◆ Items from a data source

****

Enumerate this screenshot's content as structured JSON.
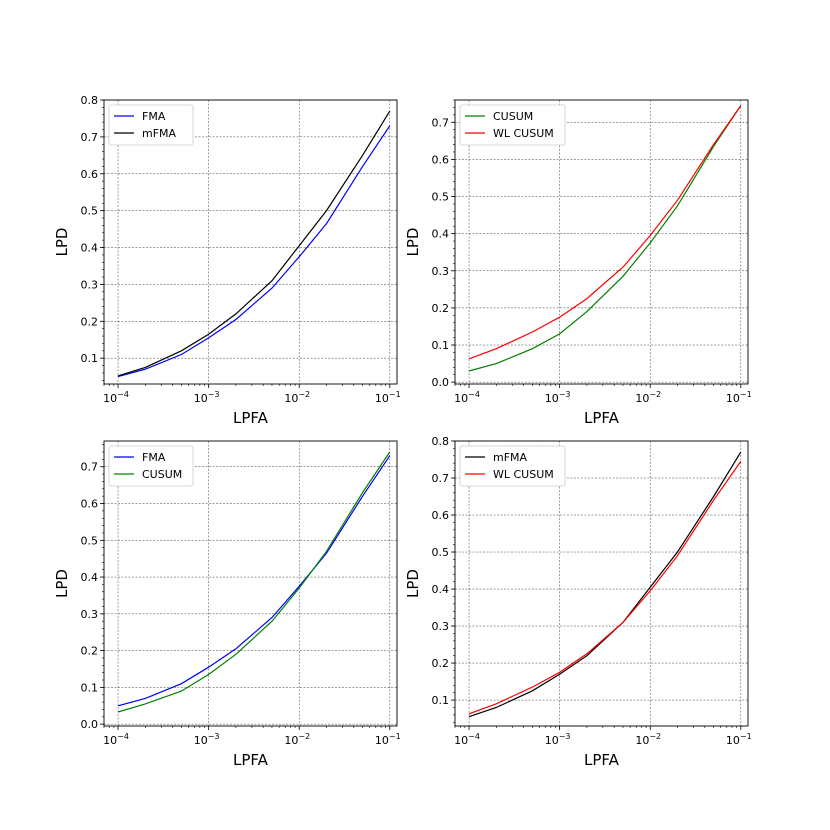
{
  "chart_data": [
    {
      "type": "line",
      "xscale": "log",
      "xlabel": "LPFA",
      "ylabel": "LPD",
      "xlim": [
        7e-05,
        0.12
      ],
      "ylim": [
        0.03,
        0.8
      ],
      "xticks": [
        {
          "value": 0.0001,
          "mant": "10",
          "exp": "−4"
        },
        {
          "value": 0.001,
          "mant": "10",
          "exp": "−3"
        },
        {
          "value": 0.01,
          "mant": "10",
          "exp": "−2"
        },
        {
          "value": 0.1,
          "mant": "10",
          "exp": "−1"
        }
      ],
      "yticks": [
        0.1,
        0.2,
        0.3,
        0.4,
        0.5,
        0.6,
        0.7,
        0.8
      ],
      "ytick_labels": [
        "0.1",
        "0.2",
        "0.3",
        "0.4",
        "0.5",
        "0.6",
        "0.7",
        "0.8"
      ],
      "grid": true,
      "legend_position": "top-left",
      "series": [
        {
          "name": "FMA",
          "color": "#0000ff",
          "x": [
            0.0001,
            0.0002,
            0.0005,
            0.001,
            0.002,
            0.005,
            0.01,
            0.02,
            0.05,
            0.1
          ],
          "y": [
            0.05,
            0.07,
            0.11,
            0.155,
            0.205,
            0.29,
            0.375,
            0.465,
            0.62,
            0.73
          ]
        },
        {
          "name": "mFMA",
          "color": "#000000",
          "x": [
            0.0001,
            0.0002,
            0.0005,
            0.001,
            0.002,
            0.005,
            0.01,
            0.02,
            0.05,
            0.1
          ],
          "y": [
            0.052,
            0.075,
            0.12,
            0.165,
            0.22,
            0.31,
            0.405,
            0.5,
            0.65,
            0.77
          ]
        }
      ]
    },
    {
      "type": "line",
      "xscale": "log",
      "xlabel": "LPFA",
      "ylabel": "LPD",
      "xlim": [
        7e-05,
        0.12
      ],
      "ylim": [
        -0.005,
        0.76
      ],
      "xticks": [
        {
          "value": 0.0001,
          "mant": "10",
          "exp": "−4"
        },
        {
          "value": 0.001,
          "mant": "10",
          "exp": "−3"
        },
        {
          "value": 0.01,
          "mant": "10",
          "exp": "−2"
        },
        {
          "value": 0.1,
          "mant": "10",
          "exp": "−1"
        }
      ],
      "yticks": [
        0.0,
        0.1,
        0.2,
        0.3,
        0.4,
        0.5,
        0.6,
        0.7
      ],
      "ytick_labels": [
        "0.0",
        "0.1",
        "0.2",
        "0.3",
        "0.4",
        "0.5",
        "0.6",
        "0.7"
      ],
      "grid": true,
      "legend_position": "top-left",
      "series": [
        {
          "name": "CUSUM",
          "color": "#008000",
          "x": [
            0.0001,
            0.0002,
            0.0005,
            0.001,
            0.002,
            0.005,
            0.01,
            0.02,
            0.05,
            0.1
          ],
          "y": [
            0.03,
            0.05,
            0.09,
            0.13,
            0.19,
            0.285,
            0.375,
            0.475,
            0.635,
            0.745
          ]
        },
        {
          "name": "WL CUSUM",
          "color": "#ff0000",
          "x": [
            0.0001,
            0.0002,
            0.0005,
            0.001,
            0.002,
            0.005,
            0.01,
            0.02,
            0.05,
            0.1
          ],
          "y": [
            0.063,
            0.09,
            0.135,
            0.175,
            0.225,
            0.31,
            0.395,
            0.49,
            0.64,
            0.745
          ]
        }
      ]
    },
    {
      "type": "line",
      "xscale": "log",
      "xlabel": "LPFA",
      "ylabel": "LPD",
      "xlim": [
        7e-05,
        0.12
      ],
      "ylim": [
        -0.005,
        0.77
      ],
      "xticks": [
        {
          "value": 0.0001,
          "mant": "10",
          "exp": "−4"
        },
        {
          "value": 0.001,
          "mant": "10",
          "exp": "−3"
        },
        {
          "value": 0.01,
          "mant": "10",
          "exp": "−2"
        },
        {
          "value": 0.1,
          "mant": "10",
          "exp": "−1"
        }
      ],
      "yticks": [
        0.0,
        0.1,
        0.2,
        0.3,
        0.4,
        0.5,
        0.6,
        0.7
      ],
      "ytick_labels": [
        "0.0",
        "0.1",
        "0.2",
        "0.3",
        "0.4",
        "0.5",
        "0.6",
        "0.7"
      ],
      "grid": true,
      "legend_position": "top-left",
      "series": [
        {
          "name": "FMA",
          "color": "#0000ff",
          "x": [
            0.0001,
            0.0002,
            0.0005,
            0.001,
            0.002,
            0.005,
            0.01,
            0.02,
            0.05,
            0.1
          ],
          "y": [
            0.05,
            0.07,
            0.11,
            0.155,
            0.205,
            0.29,
            0.375,
            0.465,
            0.62,
            0.73
          ]
        },
        {
          "name": "CUSUM",
          "color": "#008000",
          "x": [
            0.0001,
            0.0002,
            0.0005,
            0.001,
            0.002,
            0.005,
            0.01,
            0.02,
            0.05,
            0.1
          ],
          "y": [
            0.033,
            0.055,
            0.09,
            0.135,
            0.19,
            0.28,
            0.37,
            0.47,
            0.63,
            0.74
          ]
        }
      ]
    },
    {
      "type": "line",
      "xscale": "log",
      "xlabel": "LPFA",
      "ylabel": "LPD",
      "xlim": [
        7e-05,
        0.12
      ],
      "ylim": [
        0.03,
        0.8
      ],
      "xticks": [
        {
          "value": 0.0001,
          "mant": "10",
          "exp": "−4"
        },
        {
          "value": 0.001,
          "mant": "10",
          "exp": "−3"
        },
        {
          "value": 0.01,
          "mant": "10",
          "exp": "−2"
        },
        {
          "value": 0.1,
          "mant": "10",
          "exp": "−1"
        }
      ],
      "yticks": [
        0.1,
        0.2,
        0.3,
        0.4,
        0.5,
        0.6,
        0.7,
        0.8
      ],
      "ytick_labels": [
        "0.1",
        "0.2",
        "0.3",
        "0.4",
        "0.5",
        "0.6",
        "0.7",
        "0.8"
      ],
      "grid": true,
      "legend_position": "top-left",
      "series": [
        {
          "name": "mFMA",
          "color": "#000000",
          "x": [
            0.0001,
            0.0002,
            0.0005,
            0.001,
            0.002,
            0.005,
            0.01,
            0.02,
            0.05,
            0.1
          ],
          "y": [
            0.055,
            0.08,
            0.125,
            0.17,
            0.22,
            0.31,
            0.405,
            0.5,
            0.65,
            0.77
          ]
        },
        {
          "name": "WL CUSUM",
          "color": "#ff0000",
          "x": [
            0.0001,
            0.0002,
            0.0005,
            0.001,
            0.002,
            0.005,
            0.01,
            0.02,
            0.05,
            0.1
          ],
          "y": [
            0.063,
            0.09,
            0.135,
            0.175,
            0.225,
            0.31,
            0.395,
            0.49,
            0.64,
            0.745
          ]
        }
      ]
    }
  ]
}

****

◆ Directions for this task
Quote the records above in full, dropping each picture.

◆ Response to this task
Enumerate this screenshot's content as structured JSON.
{
  "chart_data": [
    {
      "type": "line",
      "xscale": "log",
      "xlabel": "LPFA",
      "ylabel": "LPD",
      "xlim": [
        7e-05,
        0.12
      ],
      "ylim": [
        0.03,
        0.8
      ],
      "xticks": [
        {
          "value": 0.0001,
          "mant": "10",
          "exp": "−4"
        },
        {
          "value": 0.001,
          "mant": "10",
          "exp": "−3"
        },
        {
          "value": 0.01,
          "mant": "10",
          "exp": "−2"
        },
        {
          "value": 0.1,
          "mant": "10",
          "exp": "−1"
        }
      ],
      "yticks": [
        0.1,
        0.2,
        0.3,
        0.4,
        0.5,
        0.6,
        0.7,
        0.8
      ],
      "ytick_labels": [
        "0.1",
        "0.2",
        "0.3",
        "0.4",
        "0.5",
        "0.6",
        "0.7",
        "0.8"
      ],
      "grid": true,
      "legend_position": "top-left",
      "series": [
        {
          "name": "FMA",
          "color": "#0000ff",
          "x": [
            0.0001,
            0.0002,
            0.0005,
            0.001,
            0.002,
            0.005,
            0.01,
            0.02,
            0.05,
            0.1
          ],
          "y": [
            0.05,
            0.07,
            0.11,
            0.155,
            0.205,
            0.29,
            0.375,
            0.465,
            0.62,
            0.73
          ]
        },
        {
          "name": "mFMA",
          "color": "#000000",
          "x": [
            0.0001,
            0.0002,
            0.0005,
            0.001,
            0.002,
            0.005,
            0.01,
            0.02,
            0.05,
            0.1
          ],
          "y": [
            0.052,
            0.075,
            0.12,
            0.165,
            0.22,
            0.31,
            0.405,
            0.5,
            0.65,
            0.77
          ]
        }
      ]
    },
    {
      "type": "line",
      "xscale": "log",
      "xlabel": "LPFA",
      "ylabel": "LPD",
      "xlim": [
        7e-05,
        0.12
      ],
      "ylim": [
        -0.005,
        0.76
      ],
      "xticks": [
        {
          "value": 0.0001,
          "mant": "10",
          "exp": "−4"
        },
        {
          "value": 0.001,
          "mant": "10",
          "exp": "−3"
        },
        {
          "value": 0.01,
          "mant": "10",
          "exp": "−2"
        },
        {
          "value": 0.1,
          "mant": "10",
          "exp": "−1"
        }
      ],
      "yticks": [
        0.0,
        0.1,
        0.2,
        0.3,
        0.4,
        0.5,
        0.6,
        0.7
      ],
      "ytick_labels": [
        "0.0",
        "0.1",
        "0.2",
        "0.3",
        "0.4",
        "0.5",
        "0.6",
        "0.7"
      ],
      "grid": true,
      "legend_position": "top-left",
      "series": [
        {
          "name": "CUSUM",
          "color": "#008000",
          "x": [
            0.0001,
            0.0002,
            0.0005,
            0.001,
            0.002,
            0.005,
            0.01,
            0.02,
            0.05,
            0.1
          ],
          "y": [
            0.03,
            0.05,
            0.09,
            0.13,
            0.19,
            0.285,
            0.375,
            0.475,
            0.635,
            0.745
          ]
        },
        {
          "name": "WL CUSUM",
          "color": "#ff0000",
          "x": [
            0.0001,
            0.0002,
            0.0005,
            0.001,
            0.002,
            0.005,
            0.01,
            0.02,
            0.05,
            0.1
          ],
          "y": [
            0.063,
            0.09,
            0.135,
            0.175,
            0.225,
            0.31,
            0.395,
            0.49,
            0.64,
            0.745
          ]
        }
      ]
    },
    {
      "type": "line",
      "xscale": "log",
      "xlabel": "LPFA",
      "ylabel": "LPD",
      "xlim": [
        7e-05,
        0.12
      ],
      "ylim": [
        -0.005,
        0.77
      ],
      "xticks": [
        {
          "value": 0.0001,
          "mant": "10",
          "exp": "−4"
        },
        {
          "value": 0.001,
          "mant": "10",
          "exp": "−3"
        },
        {
          "value": 0.01,
          "mant": "10",
          "exp": "−2"
        },
        {
          "value": 0.1,
          "mant": "10",
          "exp": "−1"
        }
      ],
      "yticks": [
        0.0,
        0.1,
        0.2,
        0.3,
        0.4,
        0.5,
        0.6,
        0.7
      ],
      "ytick_labels": [
        "0.0",
        "0.1",
        "0.2",
        "0.3",
        "0.4",
        "0.5",
        "0.6",
        "0.7"
      ],
      "grid": true,
      "legend_position": "top-left",
      "series": [
        {
          "name": "FMA",
          "color": "#0000ff",
          "x": [
            0.0001,
            0.0002,
            0.0005,
            0.001,
            0.002,
            0.005,
            0.01,
            0.02,
            0.05,
            0.1
          ],
          "y": [
            0.05,
            0.07,
            0.11,
            0.155,
            0.205,
            0.29,
            0.375,
            0.465,
            0.62,
            0.73
          ]
        },
        {
          "name": "CUSUM",
          "color": "#008000",
          "x": [
            0.0001,
            0.0002,
            0.0005,
            0.001,
            0.002,
            0.005,
            0.01,
            0.02,
            0.05,
            0.1
          ],
          "y": [
            0.033,
            0.055,
            0.09,
            0.135,
            0.19,
            0.28,
            0.37,
            0.47,
            0.63,
            0.74
          ]
        }
      ]
    },
    {
      "type": "line",
      "xscale": "log",
      "xlabel": "LPFA",
      "ylabel": "LPD",
      "xlim": [
        7e-05,
        0.12
      ],
      "ylim": [
        0.03,
        0.8
      ],
      "xticks": [
        {
          "value": 0.0001,
          "mant": "10",
          "exp": "−4"
        },
        {
          "value": 0.001,
          "mant": "10",
          "exp": "−3"
        },
        {
          "value": 0.01,
          "mant": "10",
          "exp": "−2"
        },
        {
          "value": 0.1,
          "mant": "10",
          "exp": "−1"
        }
      ],
      "yticks": [
        0.1,
        0.2,
        0.3,
        0.4,
        0.5,
        0.6,
        0.7,
        0.8
      ],
      "ytick_labels": [
        "0.1",
        "0.2",
        "0.3",
        "0.4",
        "0.5",
        "0.6",
        "0.7",
        "0.8"
      ],
      "grid": true,
      "legend_position": "top-left",
      "series": [
        {
          "name": "mFMA",
          "color": "#000000",
          "x": [
            0.0001,
            0.0002,
            0.0005,
            0.001,
            0.002,
            0.005,
            0.01,
            0.02,
            0.05,
            0.1
          ],
          "y": [
            0.055,
            0.08,
            0.125,
            0.17,
            0.22,
            0.31,
            0.405,
            0.5,
            0.65,
            0.77
          ]
        },
        {
          "name": "WL CUSUM",
          "color": "#ff0000",
          "x": [
            0.0001,
            0.0002,
            0.0005,
            0.001,
            0.002,
            0.005,
            0.01,
            0.02,
            0.05,
            0.1
          ],
          "y": [
            0.063,
            0.09,
            0.135,
            0.175,
            0.225,
            0.31,
            0.395,
            0.49,
            0.64,
            0.745
          ]
        }
      ]
    }
  ]
}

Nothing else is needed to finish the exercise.